==== Data for this task
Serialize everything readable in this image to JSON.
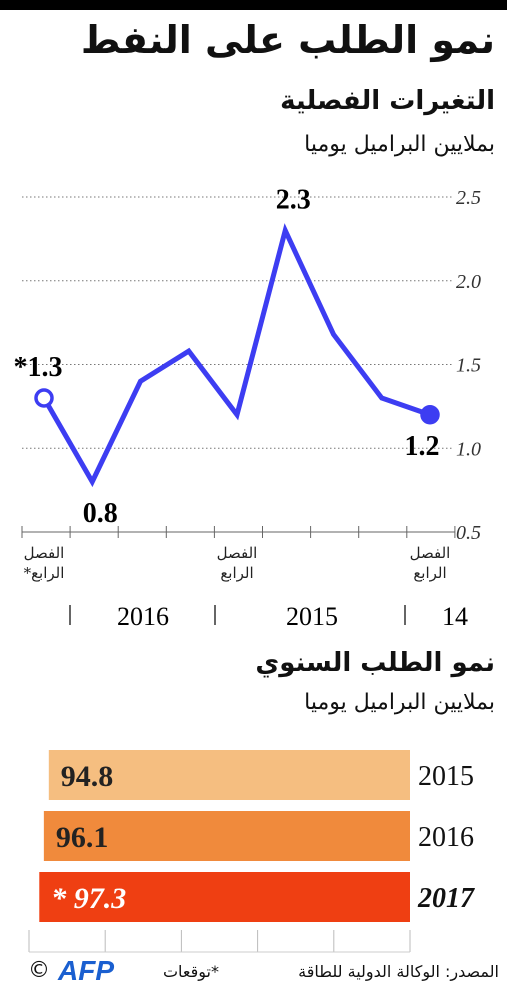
{
  "title": "نمو الطلب على النفط",
  "chart_data": [
    {
      "type": "line",
      "title": "التغيرات الفصلية",
      "subtitle": "بملايين البراميل يوميا",
      "categories": [
        "الفصل الرابع",
        null,
        null,
        null,
        "الفصل الرابع",
        null,
        null,
        null,
        "الفصل الرابع*"
      ],
      "year_labels": [
        "14",
        "2015",
        "2016"
      ],
      "series": [
        {
          "name": null,
          "color": "#3d3df2",
          "values": [
            1.2,
            1.3,
            1.68,
            2.3,
            1.2,
            1.58,
            1.4,
            0.8,
            1.3
          ],
          "value_labels": [
            "1.2",
            null,
            null,
            "2.3",
            null,
            null,
            null,
            "0.8",
            "*1.3"
          ],
          "open_markers": [
            8
          ]
        }
      ],
      "ylim": [
        0.5,
        2.5
      ],
      "yticks": [
        0.5,
        {
          "value": 1,
          "label": "1.0"
        },
        1.5,
        {
          "value": 2,
          "label": "2.0"
        },
        2.5
      ],
      "grid": true
    },
    {
      "type": "hbar",
      "title": "نمو الطلب السنوي",
      "subtitle": "بملايين البراميل يوميا",
      "categories": [
        "2015",
        "2016",
        "2017"
      ],
      "values": [
        94.8,
        96.1,
        97.3
      ],
      "value_labels": [
        "94.8",
        "96.1",
        "* 97.3"
      ],
      "colors": [
        "#f5be80",
        "#f08a3c",
        "#ef3f12"
      ],
      "italic": [
        false,
        false,
        true
      ],
      "xlim": [
        0,
        100
      ],
      "xticks": [
        0,
        20,
        40,
        60,
        80,
        100
      ]
    }
  ],
  "footer": {
    "source": "المصدر: الوكالة الدولية للطاقة",
    "note": "*توقعات",
    "credit": "AFP",
    "copyright": "©"
  }
}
========
In the copy, include all records verbatim but no images.

Serialize everything readable in this image to JSON.
{
  "title": "نمو الطلب على النفط",
  "chart_data": [
    {
      "type": "line",
      "title": "التغيرات الفصلية",
      "subtitle": "بملايين البراميل يوميا",
      "categories": [
        "الفصل الرابع",
        null,
        null,
        null,
        "الفصل الرابع",
        null,
        null,
        null,
        "الفصل الرابع*"
      ],
      "year_labels": [
        "14",
        "2015",
        "2016"
      ],
      "series": [
        {
          "name": null,
          "color": "#3d3df2",
          "values": [
            1.2,
            1.3,
            1.68,
            2.3,
            1.2,
            1.58,
            1.4,
            0.8,
            1.3
          ],
          "value_labels": [
            "1.2",
            null,
            null,
            "2.3",
            null,
            null,
            null,
            "0.8",
            "*1.3"
          ],
          "open_markers": [
            8
          ]
        }
      ],
      "ylim": [
        0.5,
        2.5
      ],
      "yticks": [
        0.5,
        {
          "value": 1,
          "label": "1.0"
        },
        1.5,
        {
          "value": 2,
          "label": "2.0"
        },
        2.5
      ],
      "grid": true
    },
    {
      "type": "hbar",
      "title": "نمو الطلب السنوي",
      "subtitle": "بملايين البراميل يوميا",
      "categories": [
        "2015",
        "2016",
        "2017"
      ],
      "values": [
        94.8,
        96.1,
        97.3
      ],
      "value_labels": [
        "94.8",
        "96.1",
        "* 97.3"
      ],
      "colors": [
        "#f5be80",
        "#f08a3c",
        "#ef3f12"
      ],
      "italic": [
        false,
        false,
        true
      ],
      "xlim": [
        0,
        100
      ],
      "xticks": [
        0,
        20,
        40,
        60,
        80,
        100
      ]
    }
  ],
  "footer": {
    "source": "المصدر: الوكالة الدولية للطاقة",
    "note": "*توقعات",
    "credit": "AFP",
    "copyright": "©"
  }
}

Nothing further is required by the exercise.